#### What you are asked to do
Select from the data all lines with the word "label".

[Figure record extracts]
<<<<

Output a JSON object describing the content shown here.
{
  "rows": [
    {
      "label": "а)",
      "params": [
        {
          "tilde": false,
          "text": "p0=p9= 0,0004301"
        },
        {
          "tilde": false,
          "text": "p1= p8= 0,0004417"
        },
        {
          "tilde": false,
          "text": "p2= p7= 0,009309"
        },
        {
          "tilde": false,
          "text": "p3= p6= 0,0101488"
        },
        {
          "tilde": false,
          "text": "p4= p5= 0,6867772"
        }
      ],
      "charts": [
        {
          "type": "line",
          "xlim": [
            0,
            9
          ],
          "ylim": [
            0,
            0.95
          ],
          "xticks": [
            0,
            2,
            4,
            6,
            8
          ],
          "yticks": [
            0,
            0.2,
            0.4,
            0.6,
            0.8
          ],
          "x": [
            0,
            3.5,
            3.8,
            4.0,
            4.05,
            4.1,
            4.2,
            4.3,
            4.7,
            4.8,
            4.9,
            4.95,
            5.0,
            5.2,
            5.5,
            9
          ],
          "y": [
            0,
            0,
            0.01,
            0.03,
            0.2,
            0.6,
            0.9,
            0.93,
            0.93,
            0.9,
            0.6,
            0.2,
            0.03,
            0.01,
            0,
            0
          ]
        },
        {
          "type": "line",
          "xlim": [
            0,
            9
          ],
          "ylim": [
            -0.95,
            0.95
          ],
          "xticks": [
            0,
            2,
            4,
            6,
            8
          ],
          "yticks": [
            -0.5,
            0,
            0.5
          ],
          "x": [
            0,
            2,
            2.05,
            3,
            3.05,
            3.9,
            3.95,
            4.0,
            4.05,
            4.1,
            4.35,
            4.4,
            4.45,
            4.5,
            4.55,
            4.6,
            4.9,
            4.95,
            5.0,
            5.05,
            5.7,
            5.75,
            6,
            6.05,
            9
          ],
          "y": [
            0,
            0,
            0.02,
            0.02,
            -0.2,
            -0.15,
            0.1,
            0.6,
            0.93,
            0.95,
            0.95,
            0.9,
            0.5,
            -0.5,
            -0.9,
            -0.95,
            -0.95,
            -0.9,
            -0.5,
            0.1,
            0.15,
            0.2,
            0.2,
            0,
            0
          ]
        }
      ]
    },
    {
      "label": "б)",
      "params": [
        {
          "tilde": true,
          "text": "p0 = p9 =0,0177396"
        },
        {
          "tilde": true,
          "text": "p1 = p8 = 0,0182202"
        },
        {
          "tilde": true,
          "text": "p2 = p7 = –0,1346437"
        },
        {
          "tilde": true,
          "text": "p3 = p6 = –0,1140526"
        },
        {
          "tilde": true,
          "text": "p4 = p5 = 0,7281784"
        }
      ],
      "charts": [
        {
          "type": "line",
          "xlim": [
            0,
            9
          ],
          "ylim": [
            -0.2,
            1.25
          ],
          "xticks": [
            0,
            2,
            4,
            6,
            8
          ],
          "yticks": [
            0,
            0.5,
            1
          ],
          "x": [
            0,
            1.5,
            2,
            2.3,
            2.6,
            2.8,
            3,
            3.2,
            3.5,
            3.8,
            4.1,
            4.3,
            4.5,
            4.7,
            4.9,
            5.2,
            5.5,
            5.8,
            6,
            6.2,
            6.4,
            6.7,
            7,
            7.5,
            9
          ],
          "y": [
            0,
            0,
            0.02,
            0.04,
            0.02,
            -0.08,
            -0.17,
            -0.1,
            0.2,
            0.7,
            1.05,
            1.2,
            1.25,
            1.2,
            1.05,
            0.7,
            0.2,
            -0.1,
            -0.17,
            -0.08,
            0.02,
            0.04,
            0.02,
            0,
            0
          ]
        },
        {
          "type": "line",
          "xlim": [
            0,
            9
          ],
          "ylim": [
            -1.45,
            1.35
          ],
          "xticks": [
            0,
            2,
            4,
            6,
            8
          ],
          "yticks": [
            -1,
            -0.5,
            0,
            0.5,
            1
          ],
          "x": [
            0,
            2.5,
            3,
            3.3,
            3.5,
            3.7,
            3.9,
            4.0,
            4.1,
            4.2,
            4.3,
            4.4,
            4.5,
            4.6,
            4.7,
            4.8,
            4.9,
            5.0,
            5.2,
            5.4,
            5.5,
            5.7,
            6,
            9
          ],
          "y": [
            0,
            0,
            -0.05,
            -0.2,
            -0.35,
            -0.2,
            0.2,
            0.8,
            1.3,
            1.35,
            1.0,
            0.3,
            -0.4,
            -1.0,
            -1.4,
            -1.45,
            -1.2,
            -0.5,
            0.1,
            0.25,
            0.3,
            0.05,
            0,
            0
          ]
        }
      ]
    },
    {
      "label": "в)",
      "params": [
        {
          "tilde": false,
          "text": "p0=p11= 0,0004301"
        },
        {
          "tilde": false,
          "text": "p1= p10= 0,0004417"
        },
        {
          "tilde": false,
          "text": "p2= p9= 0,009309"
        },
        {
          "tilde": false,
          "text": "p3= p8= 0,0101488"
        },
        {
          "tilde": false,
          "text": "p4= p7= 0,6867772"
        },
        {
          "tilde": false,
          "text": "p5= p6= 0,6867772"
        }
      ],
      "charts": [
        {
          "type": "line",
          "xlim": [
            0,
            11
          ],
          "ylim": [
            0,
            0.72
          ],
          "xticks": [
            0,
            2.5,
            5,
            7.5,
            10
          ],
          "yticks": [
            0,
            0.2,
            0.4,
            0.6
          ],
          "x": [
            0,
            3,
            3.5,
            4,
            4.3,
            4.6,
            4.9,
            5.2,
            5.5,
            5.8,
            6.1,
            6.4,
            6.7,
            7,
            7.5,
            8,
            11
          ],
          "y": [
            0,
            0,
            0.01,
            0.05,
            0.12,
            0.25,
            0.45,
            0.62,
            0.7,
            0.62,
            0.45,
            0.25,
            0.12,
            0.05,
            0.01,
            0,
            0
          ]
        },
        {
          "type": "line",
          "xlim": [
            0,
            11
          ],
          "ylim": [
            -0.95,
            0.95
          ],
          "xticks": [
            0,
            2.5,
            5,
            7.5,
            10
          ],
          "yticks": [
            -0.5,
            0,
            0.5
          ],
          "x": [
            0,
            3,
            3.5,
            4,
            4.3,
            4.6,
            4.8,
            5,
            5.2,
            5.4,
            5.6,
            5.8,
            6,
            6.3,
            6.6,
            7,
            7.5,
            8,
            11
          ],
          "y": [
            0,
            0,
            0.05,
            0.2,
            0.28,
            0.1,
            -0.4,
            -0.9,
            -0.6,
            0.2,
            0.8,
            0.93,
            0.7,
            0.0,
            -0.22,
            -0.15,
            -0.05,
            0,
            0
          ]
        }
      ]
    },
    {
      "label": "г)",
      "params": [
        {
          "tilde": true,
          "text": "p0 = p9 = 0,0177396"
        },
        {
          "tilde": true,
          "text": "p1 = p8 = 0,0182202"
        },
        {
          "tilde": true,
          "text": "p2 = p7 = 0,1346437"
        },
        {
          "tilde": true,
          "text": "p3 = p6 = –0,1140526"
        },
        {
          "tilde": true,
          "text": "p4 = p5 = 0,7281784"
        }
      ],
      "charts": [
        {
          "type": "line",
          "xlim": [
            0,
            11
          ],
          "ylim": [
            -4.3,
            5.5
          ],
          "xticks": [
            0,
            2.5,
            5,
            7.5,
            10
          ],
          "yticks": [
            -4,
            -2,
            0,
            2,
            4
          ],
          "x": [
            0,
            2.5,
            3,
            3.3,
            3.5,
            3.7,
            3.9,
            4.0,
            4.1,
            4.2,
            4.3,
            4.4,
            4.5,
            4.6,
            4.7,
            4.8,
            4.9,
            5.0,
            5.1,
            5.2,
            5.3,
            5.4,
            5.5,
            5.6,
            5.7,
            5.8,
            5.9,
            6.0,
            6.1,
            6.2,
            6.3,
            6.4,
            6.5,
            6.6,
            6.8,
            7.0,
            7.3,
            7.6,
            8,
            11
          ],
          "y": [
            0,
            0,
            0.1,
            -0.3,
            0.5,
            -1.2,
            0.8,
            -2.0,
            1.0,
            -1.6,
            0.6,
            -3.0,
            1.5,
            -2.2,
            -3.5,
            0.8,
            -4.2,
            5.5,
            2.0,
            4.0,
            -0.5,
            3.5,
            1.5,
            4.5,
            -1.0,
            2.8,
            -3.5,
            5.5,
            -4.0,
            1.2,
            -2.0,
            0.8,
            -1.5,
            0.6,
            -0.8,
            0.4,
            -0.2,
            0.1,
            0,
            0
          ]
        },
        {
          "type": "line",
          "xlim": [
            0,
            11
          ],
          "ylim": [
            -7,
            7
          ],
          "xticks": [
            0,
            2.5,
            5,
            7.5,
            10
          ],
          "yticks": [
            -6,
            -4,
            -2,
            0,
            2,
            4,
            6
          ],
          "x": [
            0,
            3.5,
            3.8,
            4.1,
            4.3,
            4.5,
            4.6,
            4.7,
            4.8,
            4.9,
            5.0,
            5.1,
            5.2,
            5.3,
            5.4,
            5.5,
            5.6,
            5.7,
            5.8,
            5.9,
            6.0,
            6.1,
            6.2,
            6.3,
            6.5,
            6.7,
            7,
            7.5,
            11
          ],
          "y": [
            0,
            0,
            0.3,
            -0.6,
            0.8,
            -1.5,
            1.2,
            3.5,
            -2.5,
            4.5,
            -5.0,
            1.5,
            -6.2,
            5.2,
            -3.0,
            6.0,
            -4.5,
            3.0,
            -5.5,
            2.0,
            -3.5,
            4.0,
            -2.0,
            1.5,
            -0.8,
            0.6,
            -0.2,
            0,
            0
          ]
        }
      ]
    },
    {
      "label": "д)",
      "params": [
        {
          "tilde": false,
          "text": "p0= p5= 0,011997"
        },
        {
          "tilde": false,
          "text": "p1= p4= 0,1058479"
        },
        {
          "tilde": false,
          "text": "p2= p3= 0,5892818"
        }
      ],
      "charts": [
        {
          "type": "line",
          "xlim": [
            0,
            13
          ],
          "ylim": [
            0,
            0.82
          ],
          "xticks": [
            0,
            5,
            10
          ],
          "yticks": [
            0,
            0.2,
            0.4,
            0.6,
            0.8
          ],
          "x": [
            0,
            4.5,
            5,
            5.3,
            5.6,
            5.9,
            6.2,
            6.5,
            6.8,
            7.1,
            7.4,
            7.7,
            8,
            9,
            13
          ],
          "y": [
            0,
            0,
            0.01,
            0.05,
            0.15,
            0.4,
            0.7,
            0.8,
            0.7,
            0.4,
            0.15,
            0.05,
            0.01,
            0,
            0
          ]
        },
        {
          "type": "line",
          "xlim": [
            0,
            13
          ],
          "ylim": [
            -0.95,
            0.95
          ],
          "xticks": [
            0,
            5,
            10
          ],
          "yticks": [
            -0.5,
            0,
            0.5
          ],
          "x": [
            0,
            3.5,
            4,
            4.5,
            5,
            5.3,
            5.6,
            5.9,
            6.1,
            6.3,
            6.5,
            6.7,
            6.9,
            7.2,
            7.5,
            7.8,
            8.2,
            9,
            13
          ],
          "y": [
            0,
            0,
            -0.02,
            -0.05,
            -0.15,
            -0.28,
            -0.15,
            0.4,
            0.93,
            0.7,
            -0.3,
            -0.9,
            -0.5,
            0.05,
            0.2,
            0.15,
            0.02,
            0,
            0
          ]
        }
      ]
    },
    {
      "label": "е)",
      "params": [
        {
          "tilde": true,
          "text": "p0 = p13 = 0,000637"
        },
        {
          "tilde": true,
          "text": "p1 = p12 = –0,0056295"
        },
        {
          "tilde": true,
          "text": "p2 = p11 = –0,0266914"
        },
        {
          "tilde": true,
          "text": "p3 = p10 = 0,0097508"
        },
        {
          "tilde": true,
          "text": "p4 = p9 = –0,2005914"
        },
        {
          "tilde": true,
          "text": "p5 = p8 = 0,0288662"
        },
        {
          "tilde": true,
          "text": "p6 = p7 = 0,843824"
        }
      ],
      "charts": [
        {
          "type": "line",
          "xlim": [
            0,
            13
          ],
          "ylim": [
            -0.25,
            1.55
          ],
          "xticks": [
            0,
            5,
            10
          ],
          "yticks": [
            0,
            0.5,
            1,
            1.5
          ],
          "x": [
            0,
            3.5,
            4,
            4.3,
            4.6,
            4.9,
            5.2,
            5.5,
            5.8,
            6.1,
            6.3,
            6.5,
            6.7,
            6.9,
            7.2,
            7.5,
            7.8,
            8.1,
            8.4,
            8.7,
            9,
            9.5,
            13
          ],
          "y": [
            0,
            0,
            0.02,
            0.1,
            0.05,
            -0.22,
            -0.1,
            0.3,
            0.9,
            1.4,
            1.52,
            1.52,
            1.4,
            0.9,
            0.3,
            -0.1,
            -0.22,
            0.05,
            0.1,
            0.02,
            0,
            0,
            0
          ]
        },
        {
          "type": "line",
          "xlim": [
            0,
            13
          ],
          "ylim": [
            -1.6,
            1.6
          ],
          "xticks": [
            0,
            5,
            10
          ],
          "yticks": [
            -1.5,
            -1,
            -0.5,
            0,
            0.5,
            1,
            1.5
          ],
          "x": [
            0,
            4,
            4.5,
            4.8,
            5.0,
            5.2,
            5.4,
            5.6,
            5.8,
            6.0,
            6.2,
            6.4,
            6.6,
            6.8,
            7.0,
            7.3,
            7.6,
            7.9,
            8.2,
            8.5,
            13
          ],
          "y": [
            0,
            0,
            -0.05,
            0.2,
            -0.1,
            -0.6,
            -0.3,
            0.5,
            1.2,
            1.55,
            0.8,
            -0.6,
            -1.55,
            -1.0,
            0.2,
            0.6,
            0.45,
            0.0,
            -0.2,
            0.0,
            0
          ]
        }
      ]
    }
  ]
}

>>>>

#### Answer to this problem
      "label": "а)",
      "label": "б)",
      "label": "в)",
      "label": "г)",
      "label": "д)",
      "label": "е)",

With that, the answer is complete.